Your task is to print all of the material verbatim.
====== EXCERPTED RECORDS
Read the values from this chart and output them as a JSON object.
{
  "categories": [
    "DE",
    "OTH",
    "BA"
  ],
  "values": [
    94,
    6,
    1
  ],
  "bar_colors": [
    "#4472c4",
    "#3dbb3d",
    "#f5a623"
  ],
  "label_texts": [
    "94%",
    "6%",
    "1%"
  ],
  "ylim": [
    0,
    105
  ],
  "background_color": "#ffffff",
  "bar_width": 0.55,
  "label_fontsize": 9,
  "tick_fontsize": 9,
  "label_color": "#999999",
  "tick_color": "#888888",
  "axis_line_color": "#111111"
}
============
● EXERCISE ANSWER:
Read the values from this chart and output them as a JSON object.
{
  "categories": [
    "DE",
    "OTH",
    "BA"
  ],
  "values": [
    94,
    6,
    1
  ],
  "bar_colors": [
    "#4472c4",
    "#3dbb3d",
    "#f5a623"
  ],
  "label_texts": [
    "94%",
    "6%",
    "1%"
  ],
  "ylim": [
    0,
    105
  ],
  "background_color": "#ffffff",
  "bar_width": 0.55,
  "label_fontsize": 9,
  "tick_fontsize": 9,
  "label_color": "#999999",
  "tick_color": "#888888",
  "axis_line_color": "#111111"
}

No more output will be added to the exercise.